Dataset records
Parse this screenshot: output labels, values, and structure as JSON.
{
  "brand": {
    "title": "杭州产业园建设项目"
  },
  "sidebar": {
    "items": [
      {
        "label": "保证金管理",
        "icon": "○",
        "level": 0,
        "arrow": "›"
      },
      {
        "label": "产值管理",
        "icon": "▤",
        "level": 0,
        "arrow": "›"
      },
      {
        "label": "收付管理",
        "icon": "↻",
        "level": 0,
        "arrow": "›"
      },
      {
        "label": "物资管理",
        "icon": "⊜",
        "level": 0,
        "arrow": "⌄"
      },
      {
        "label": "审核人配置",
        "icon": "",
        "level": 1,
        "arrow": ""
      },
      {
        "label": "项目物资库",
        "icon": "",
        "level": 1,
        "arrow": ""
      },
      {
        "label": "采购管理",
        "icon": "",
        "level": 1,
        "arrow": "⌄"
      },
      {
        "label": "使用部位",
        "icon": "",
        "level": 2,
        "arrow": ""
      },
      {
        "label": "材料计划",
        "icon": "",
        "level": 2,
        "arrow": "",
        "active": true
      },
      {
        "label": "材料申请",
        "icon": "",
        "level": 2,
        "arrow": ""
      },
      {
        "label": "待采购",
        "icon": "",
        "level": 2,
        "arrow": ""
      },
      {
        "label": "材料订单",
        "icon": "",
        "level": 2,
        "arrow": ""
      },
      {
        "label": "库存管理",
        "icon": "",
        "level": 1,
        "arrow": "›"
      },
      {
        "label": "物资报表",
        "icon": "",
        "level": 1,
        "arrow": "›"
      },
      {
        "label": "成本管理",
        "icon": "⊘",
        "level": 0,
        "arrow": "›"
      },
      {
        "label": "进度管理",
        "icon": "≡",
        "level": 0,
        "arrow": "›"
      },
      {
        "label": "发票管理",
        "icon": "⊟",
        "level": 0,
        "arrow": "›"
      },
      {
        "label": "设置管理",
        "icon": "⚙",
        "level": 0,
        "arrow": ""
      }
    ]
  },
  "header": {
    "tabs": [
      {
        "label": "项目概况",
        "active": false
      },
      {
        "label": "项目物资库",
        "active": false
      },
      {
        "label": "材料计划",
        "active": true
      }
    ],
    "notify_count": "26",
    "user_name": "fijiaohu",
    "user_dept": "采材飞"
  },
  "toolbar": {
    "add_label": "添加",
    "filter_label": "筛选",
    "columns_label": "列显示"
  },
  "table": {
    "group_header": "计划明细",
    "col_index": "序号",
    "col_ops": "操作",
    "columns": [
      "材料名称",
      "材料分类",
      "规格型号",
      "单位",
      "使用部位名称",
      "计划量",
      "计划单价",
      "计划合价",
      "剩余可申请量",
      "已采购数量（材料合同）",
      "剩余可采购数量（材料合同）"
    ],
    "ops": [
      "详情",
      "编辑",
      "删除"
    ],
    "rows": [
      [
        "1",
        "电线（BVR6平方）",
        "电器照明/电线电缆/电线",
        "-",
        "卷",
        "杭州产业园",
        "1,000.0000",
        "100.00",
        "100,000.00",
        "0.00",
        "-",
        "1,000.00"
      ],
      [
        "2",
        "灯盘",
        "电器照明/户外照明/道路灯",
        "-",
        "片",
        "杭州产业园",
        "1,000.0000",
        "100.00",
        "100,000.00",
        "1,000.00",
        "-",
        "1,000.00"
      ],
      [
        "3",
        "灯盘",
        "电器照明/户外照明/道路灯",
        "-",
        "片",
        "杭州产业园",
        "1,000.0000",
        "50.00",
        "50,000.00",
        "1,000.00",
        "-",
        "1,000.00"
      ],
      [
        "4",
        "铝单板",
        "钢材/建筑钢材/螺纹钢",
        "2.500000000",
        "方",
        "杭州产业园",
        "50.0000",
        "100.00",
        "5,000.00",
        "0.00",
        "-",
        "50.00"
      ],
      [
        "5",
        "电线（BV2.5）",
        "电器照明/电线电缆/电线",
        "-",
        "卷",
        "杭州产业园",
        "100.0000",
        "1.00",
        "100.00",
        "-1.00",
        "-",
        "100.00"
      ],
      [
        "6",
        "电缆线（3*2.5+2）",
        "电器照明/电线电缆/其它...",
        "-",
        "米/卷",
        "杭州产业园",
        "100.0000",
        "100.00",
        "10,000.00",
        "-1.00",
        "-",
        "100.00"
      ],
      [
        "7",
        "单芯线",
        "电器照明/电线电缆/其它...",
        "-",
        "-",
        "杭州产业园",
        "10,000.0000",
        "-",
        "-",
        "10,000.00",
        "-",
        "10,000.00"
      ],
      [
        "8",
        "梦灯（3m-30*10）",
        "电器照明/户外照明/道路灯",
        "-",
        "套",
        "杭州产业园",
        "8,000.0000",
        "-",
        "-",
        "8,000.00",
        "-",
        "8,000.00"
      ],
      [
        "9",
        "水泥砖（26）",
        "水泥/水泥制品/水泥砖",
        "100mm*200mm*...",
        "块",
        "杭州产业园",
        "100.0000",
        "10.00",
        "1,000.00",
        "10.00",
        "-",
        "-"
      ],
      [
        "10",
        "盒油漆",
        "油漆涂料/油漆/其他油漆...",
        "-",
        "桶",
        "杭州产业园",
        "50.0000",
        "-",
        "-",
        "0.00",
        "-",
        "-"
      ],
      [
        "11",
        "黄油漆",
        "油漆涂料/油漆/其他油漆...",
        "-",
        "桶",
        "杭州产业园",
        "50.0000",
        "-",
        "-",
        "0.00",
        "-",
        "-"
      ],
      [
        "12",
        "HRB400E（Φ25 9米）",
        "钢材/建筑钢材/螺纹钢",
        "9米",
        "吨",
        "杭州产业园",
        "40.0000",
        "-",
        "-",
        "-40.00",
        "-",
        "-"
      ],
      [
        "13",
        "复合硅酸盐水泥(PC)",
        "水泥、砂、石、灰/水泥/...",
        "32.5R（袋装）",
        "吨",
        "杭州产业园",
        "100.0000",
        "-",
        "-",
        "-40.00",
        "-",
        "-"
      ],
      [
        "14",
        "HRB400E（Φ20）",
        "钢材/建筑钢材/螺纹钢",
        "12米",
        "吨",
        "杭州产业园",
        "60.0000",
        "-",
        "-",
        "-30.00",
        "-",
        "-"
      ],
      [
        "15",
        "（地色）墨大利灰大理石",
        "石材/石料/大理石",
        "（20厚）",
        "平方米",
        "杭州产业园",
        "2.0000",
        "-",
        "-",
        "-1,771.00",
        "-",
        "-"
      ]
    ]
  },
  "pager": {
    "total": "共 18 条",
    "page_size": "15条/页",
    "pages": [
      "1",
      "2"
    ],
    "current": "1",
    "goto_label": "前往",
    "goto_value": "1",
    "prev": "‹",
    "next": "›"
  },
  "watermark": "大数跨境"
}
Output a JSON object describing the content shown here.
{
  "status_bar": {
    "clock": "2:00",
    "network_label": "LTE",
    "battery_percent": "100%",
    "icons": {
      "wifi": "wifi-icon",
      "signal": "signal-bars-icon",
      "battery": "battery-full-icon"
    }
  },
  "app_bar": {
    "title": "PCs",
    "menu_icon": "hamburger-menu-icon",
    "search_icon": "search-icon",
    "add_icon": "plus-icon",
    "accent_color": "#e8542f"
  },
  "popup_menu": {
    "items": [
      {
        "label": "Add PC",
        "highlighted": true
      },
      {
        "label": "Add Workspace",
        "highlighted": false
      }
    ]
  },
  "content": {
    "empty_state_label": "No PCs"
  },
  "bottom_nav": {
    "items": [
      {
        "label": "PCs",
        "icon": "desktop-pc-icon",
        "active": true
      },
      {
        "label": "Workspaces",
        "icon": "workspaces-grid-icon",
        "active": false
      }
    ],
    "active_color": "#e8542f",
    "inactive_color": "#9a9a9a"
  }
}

▶ OBJECTIVE
All of the entries should be written out again exactly.

▶ TASK ANSWER
Parse this screenshot: output labels, values, and structure as JSON.
{
  "brand": {
    "title": "杭州产业园建设项目"
  },
  "sidebar": {
    "items": [
      {
        "label": "保证金管理",
        "icon": "○",
        "level": 0,
        "arrow": "›"
      },
      {
        "label": "产值管理",
        "icon": "▤",
        "level": 0,
        "arrow": "›"
      },
      {
        "label": "收付管理",
        "icon": "↻",
        "level": 0,
        "arrow": "›"
      },
      {
        "label": "物资管理",
        "icon": "⊜",
        "level": 0,
        "arrow": "⌄"
      },
      {
        "label": "审核人配置",
        "icon": "",
        "level": 1,
        "arrow": ""
      },
      {
        "label": "项目物资库",
        "icon": "",
        "level": 1,
        "arrow": ""
      },
      {
        "label": "采购管理",
        "icon": "",
        "level": 1,
        "arrow": "⌄"
      },
      {
        "label": "使用部位",
        "icon": "",
        "level": 2,
        "arrow": ""
      },
      {
        "label": "材料计划",
        "icon": "",
        "level": 2,
        "arrow": "",
        "active": true
      },
      {
        "label": "材料申请",
        "icon": "",
        "level": 2,
        "arrow": ""
      },
      {
        "label": "待采购",
        "icon": "",
        "level": 2,
        "arrow": ""
      },
      {
        "label": "材料订单",
        "icon": "",
        "level": 2,
        "arrow": ""
      },
      {
        "label": "库存管理",
        "icon": "",
        "level": 1,
        "arrow": "›"
      },
      {
        "label": "物资报表",
        "icon": "",
        "level": 1,
        "arrow": "›"
      },
      {
        "label": "成本管理",
        "icon": "⊘",
        "level": 0,
        "arrow": "›"
      },
      {
        "label": "进度管理",
        "icon": "≡",
        "level": 0,
        "arrow": "›"
      },
      {
        "label": "发票管理",
        "icon": "⊟",
        "level": 0,
        "arrow": "›"
      },
      {
        "label": "设置管理",
        "icon": "⚙",
        "level": 0,
        "arrow": ""
      }
    ]
  },
  "header": {
    "tabs": [
      {
        "label": "项目概况",
        "active": false
      },
      {
        "label": "项目物资库",
        "active": false
      },
      {
        "label": "材料计划",
        "active": true
      }
    ],
    "notify_count": "26",
    "user_name": "fijiaohu",
    "user_dept": "采材飞"
  },
  "toolbar": {
    "add_label": "添加",
    "filter_label": "筛选",
    "columns_label": "列显示"
  },
  "table": {
    "group_header": "计划明细",
    "col_index": "序号",
    "col_ops": "操作",
    "columns": [
      "材料名称",
      "材料分类",
      "规格型号",
      "单位",
      "使用部位名称",
      "计划量",
      "计划单价",
      "计划合价",
      "剩余可申请量",
      "已采购数量（材料合同）",
      "剩余可采购数量（材料合同）"
    ],
    "ops": [
      "详情",
      "编辑",
      "删除"
    ],
    "rows": [
      [
        "1",
        "电线（BVR6平方）",
        "电器照明/电线电缆/电线",
        "-",
        "卷",
        "杭州产业园",
        "1,000.0000",
        "100.00",
        "100,000.00",
        "0.00",
        "-",
        "1,000.00"
      ],
      [
        "2",
        "灯盘",
        "电器照明/户外照明/道路灯",
        "-",
        "片",
        "杭州产业园",
        "1,000.0000",
        "100.00",
        "100,000.00",
        "1,000.00",
        "-",
        "1,000.00"
      ],
      [
        "3",
        "灯盘",
        "电器照明/户外照明/道路灯",
        "-",
        "片",
        "杭州产业园",
        "1,000.0000",
        "50.00",
        "50,000.00",
        "1,000.00",
        "-",
        "1,000.00"
      ],
      [
        "4",
        "铝单板",
        "钢材/建筑钢材/螺纹钢",
        "2.500000000",
        "方",
        "杭州产业园",
        "50.0000",
        "100.00",
        "5,000.00",
        "0.00",
        "-",
        "50.00"
      ],
      [
        "5",
        "电线（BV2.5）",
        "电器照明/电线电缆/电线",
        "-",
        "卷",
        "杭州产业园",
        "100.0000",
        "1.00",
        "100.00",
        "-1.00",
        "-",
        "100.00"
      ],
      [
        "6",
        "电缆线（3*2.5+2）",
        "电器照明/电线电缆/其它...",
        "-",
        "米/卷",
        "杭州产业园",
        "100.0000",
        "100.00",
        "10,000.00",
        "-1.00",
        "-",
        "100.00"
      ],
      [
        "7",
        "单芯线",
        "电器照明/电线电缆/其它...",
        "-",
        "-",
        "杭州产业园",
        "10,000.0000",
        "-",
        "-",
        "10,000.00",
        "-",
        "10,000.00"
      ],
      [
        "8",
        "梦灯（3m-30*10）",
        "电器照明/户外照明/道路灯",
        "-",
        "套",
        "杭州产业园",
        "8,000.0000",
        "-",
        "-",
        "8,000.00",
        "-",
        "8,000.00"
      ],
      [
        "9",
        "水泥砖（26）",
        "水泥/水泥制品/水泥砖",
        "100mm*200mm*...",
        "块",
        "杭州产业园",
        "100.0000",
        "10.00",
        "1,000.00",
        "10.00",
        "-",
        "-"
      ],
      [
        "10",
        "盒油漆",
        "油漆涂料/油漆/其他油漆...",
        "-",
        "桶",
        "杭州产业园",
        "50.0000",
        "-",
        "-",
        "0.00",
        "-",
        "-"
      ],
      [
        "11",
        "黄油漆",
        "油漆涂料/油漆/其他油漆...",
        "-",
        "桶",
        "杭州产业园",
        "50.0000",
        "-",
        "-",
        "0.00",
        "-",
        "-"
      ],
      [
        "12",
        "HRB400E（Φ25 9米）",
        "钢材/建筑钢材/螺纹钢",
        "9米",
        "吨",
        "杭州产业园",
        "40.0000",
        "-",
        "-",
        "-40.00",
        "-",
        "-"
      ],
      [
        "13",
        "复合硅酸盐水泥(PC)",
        "水泥、砂、石、灰/水泥/...",
        "32.5R（袋装）",
        "吨",
        "杭州产业园",
        "100.0000",
        "-",
        "-",
        "-40.00",
        "-",
        "-"
      ],
      [
        "14",
        "HRB400E（Φ20）",
        "钢材/建筑钢材/螺纹钢",
        "12米",
        "吨",
        "杭州产业园",
        "60.0000",
        "-",
        "-",
        "-30.00",
        "-",
        "-"
      ],
      [
        "15",
        "（地色）墨大利灰大理石",
        "石材/石料/大理石",
        "（20厚）",
        "平方米",
        "杭州产业园",
        "2.0000",
        "-",
        "-",
        "-1,771.00",
        "-",
        "-"
      ]
    ]
  },
  "pager": {
    "total": "共 18 条",
    "page_size": "15条/页",
    "pages": [
      "1",
      "2"
    ],
    "current": "1",
    "goto_label": "前往",
    "goto_value": "1",
    "prev": "‹",
    "next": "›"
  },
  "watermark": "大数跨境"
}
Output a JSON object describing the content shown here.
{
  "status_bar": {
    "clock": "2:00",
    "network_label": "LTE",
    "battery_percent": "100%",
    "icons": {
      "wifi": "wifi-icon",
      "signal": "signal-bars-icon",
      "battery": "battery-full-icon"
    }
  },
  "app_bar": {
    "title": "PCs",
    "menu_icon": "hamburger-menu-icon",
    "search_icon": "search-icon",
    "add_icon": "plus-icon",
    "accent_color": "#e8542f"
  },
  "popup_menu": {
    "items": [
      {
        "label": "Add PC",
        "highlighted": true
      },
      {
        "label": "Add Workspace",
        "highlighted": false
      }
    ]
  },
  "content": {
    "empty_state_label": "No PCs"
  },
  "bottom_nav": {
    "items": [
      {
        "label": "PCs",
        "icon": "desktop-pc-icon",
        "active": true
      },
      {
        "label": "Workspaces",
        "icon": "workspaces-grid-icon",
        "active": false
      }
    ],
    "active_color": "#e8542f",
    "inactive_color": "#9a9a9a"
  }
}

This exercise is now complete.